● **Required task**
From the entries below, list each line with "name".

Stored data
┄┄┄┄┄┄┄┄┄┄┄┄┄┄┄┄┄┄┄┄

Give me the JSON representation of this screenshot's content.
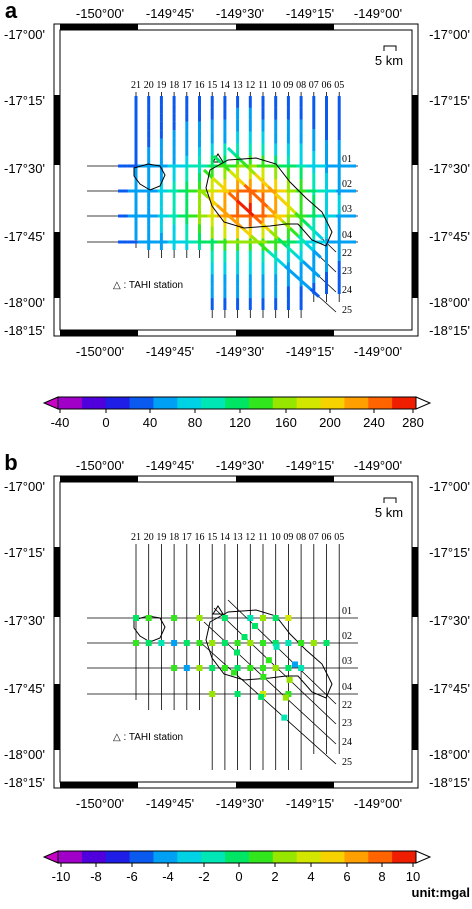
{
  "panels": [
    {
      "label": "a",
      "top_ticks": [
        "-150°00'",
        "-149°45'",
        "-149°30'",
        "-149°15'",
        "-149°00'"
      ],
      "bottom_ticks": [
        "-150°00'",
        "-149°45'",
        "-149°30'",
        "-149°15'",
        "-149°00'"
      ],
      "left_ticks": [
        "-17°00'",
        "-17°15'",
        "-17°30'",
        "-17°45'",
        "-18°00'",
        "-18°15'"
      ],
      "right_ticks": [
        "-17°00'",
        "-17°15'",
        "-17°30'",
        "-17°45'",
        "-18°00'",
        "-18°15'"
      ],
      "scale_bar": "5 km",
      "station_label": "△ : TAHI station",
      "vertical_line_ids": [
        "21",
        "20",
        "19",
        "18",
        "17",
        "16",
        "15",
        "14",
        "13",
        "12",
        "11",
        "10",
        "09",
        "08",
        "07",
        "06",
        "05"
      ],
      "horizontal_line_ids": [
        "01",
        "02",
        "03",
        "04"
      ],
      "diagonal_line_ids": [
        "22",
        "23",
        "24",
        "25"
      ],
      "colorbar_ticks": [
        "-40",
        "0",
        "40",
        "80",
        "120",
        "160",
        "200",
        "240",
        "280"
      ],
      "colorbar_range": [
        -60,
        280
      ],
      "colorbar_unit": ""
    },
    {
      "label": "b",
      "top_ticks": [
        "-150°00'",
        "-149°45'",
        "-149°30'",
        "-149°15'",
        "-149°00'"
      ],
      "bottom_ticks": [
        "-150°00'",
        "-149°45'",
        "-149°30'",
        "-149°15'",
        "-149°00'"
      ],
      "left_ticks": [
        "-17°00'",
        "-17°15'",
        "-17°30'",
        "-17°45'",
        "-18°00'",
        "-18°15'"
      ],
      "right_ticks": [
        "-17°00'",
        "-17°15'",
        "-17°30'",
        "-17°45'",
        "-18°00'",
        "-18°15'"
      ],
      "scale_bar": "5 km",
      "station_label": "△ : TAHI station",
      "vertical_line_ids": [
        "21",
        "20",
        "19",
        "18",
        "17",
        "16",
        "15",
        "14",
        "13",
        "12",
        "11",
        "10",
        "09",
        "08",
        "07",
        "06",
        "05"
      ],
      "horizontal_line_ids": [
        "01",
        "02",
        "03",
        "04"
      ],
      "diagonal_line_ids": [
        "22",
        "23",
        "24",
        "25"
      ],
      "colorbar_ticks": [
        "-10",
        "-8",
        "-6",
        "-4",
        "-2",
        "0",
        "2",
        "4",
        "6",
        "8",
        "10"
      ],
      "colorbar_range": [
        -10,
        10
      ],
      "colorbar_unit": "unit:mgal"
    }
  ],
  "colors": {
    "colormap": [
      "#a000c8",
      "#5000dc",
      "#1e1ee6",
      "#0a5af0",
      "#00a0f5",
      "#00d2e6",
      "#00e6b4",
      "#00e664",
      "#32e61e",
      "#96e600",
      "#d2e600",
      "#f5d200",
      "#ffa000",
      "#ff6400",
      "#f01e00"
    ],
    "frame": "#000000"
  }
}
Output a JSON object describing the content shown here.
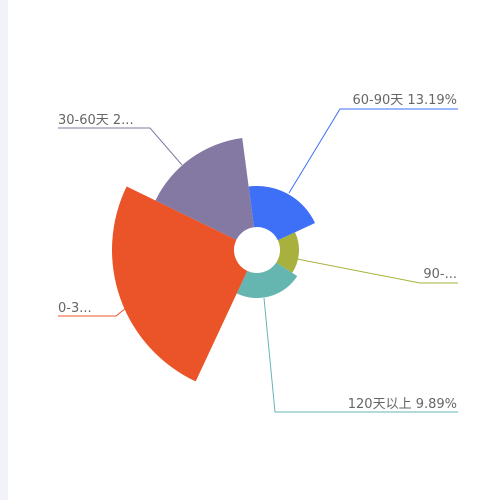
{
  "chart_data": {
    "type": "pie",
    "variant": "rose",
    "slices": [
      {
        "label": "60-90天",
        "percent_text": "13.19%",
        "value": 13.19,
        "color": "#3e6ff7",
        "display_label": "60-90天  13.19%"
      },
      {
        "label": "90-",
        "percent_text": "",
        "value": 5.5,
        "color": "#a8b13e",
        "display_label": "90-..."
      },
      {
        "label": "120天以上",
        "percent_text": "9.89%",
        "value": 9.89,
        "color": "#65b5b0",
        "display_label": "120天以上  9.89%"
      },
      {
        "label": "0-3",
        "percent_text": "",
        "value": 45.0,
        "color": "#ea5428",
        "display_label": "0-3..."
      },
      {
        "label": "30-60天",
        "percent_text": "2",
        "value": 26.4,
        "color": "#8479a3",
        "display_label": "30-60天  2..."
      }
    ]
  }
}
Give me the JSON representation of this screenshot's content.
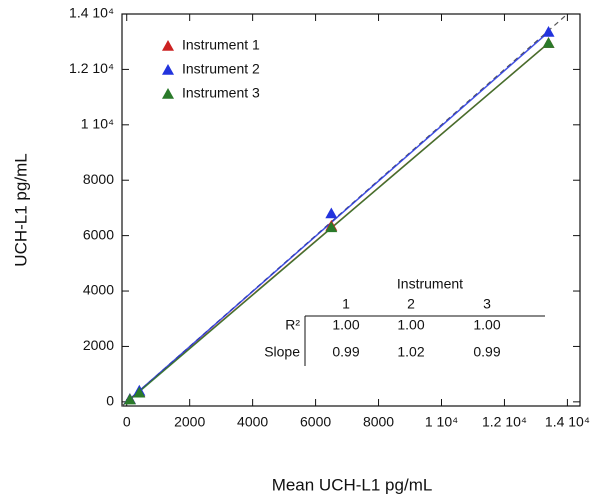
{
  "chart_data": {
    "type": "scatter",
    "x_label": "Mean UCH-L1 pg/mL",
    "y_label": "UCH-L1 pg/mL",
    "x": [
      100,
      400,
      6500,
      13400
    ],
    "series": [
      {
        "name": "Instrument 1",
        "color": "#cc2222",
        "values": [
          100,
          350,
          6350,
          12950
        ]
      },
      {
        "name": "Instrument 2",
        "color": "#2233dd",
        "values": [
          100,
          400,
          6800,
          13350
        ]
      },
      {
        "name": "Instrument 3",
        "color": "#2a7a2a",
        "values": [
          80,
          330,
          6300,
          12950
        ]
      }
    ],
    "xlim": [
      -150,
      14400
    ],
    "ylim": [
      -150,
      14000
    ],
    "xticks": [
      0,
      2000,
      4000,
      6000,
      8000,
      {
        "value": 10000,
        "label": "1 10⁴"
      },
      {
        "value": 12000,
        "label": "1.2 10⁴"
      },
      {
        "value": 14000,
        "label": "1.4 10⁴"
      }
    ],
    "yticks": [
      0,
      2000,
      4000,
      6000,
      8000,
      {
        "value": 10000,
        "label": "1 10⁴"
      },
      {
        "value": 12000,
        "label": "1.2 10⁴"
      },
      {
        "value": 14000,
        "label": "1.4 10⁴"
      }
    ],
    "identity_line": true,
    "fit_lines": true,
    "legend": "upper-left",
    "table": {
      "title": "Instrument",
      "columns": [
        "1",
        "2",
        "3"
      ],
      "rows": [
        {
          "label": "R²",
          "values": [
            "1.00",
            "1.00",
            "1.00"
          ]
        },
        {
          "label": "Slope",
          "values": [
            "0.99",
            "1.02",
            "0.99"
          ]
        }
      ]
    }
  }
}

┄┄┄┄┄┄┄┄┄┄┄┄┄┄┄┄┄┄┄┄

● **Answer to the problem**
        "name": "Instrument 1",
        "name": "Instrument 2",
        "name": "Instrument 3",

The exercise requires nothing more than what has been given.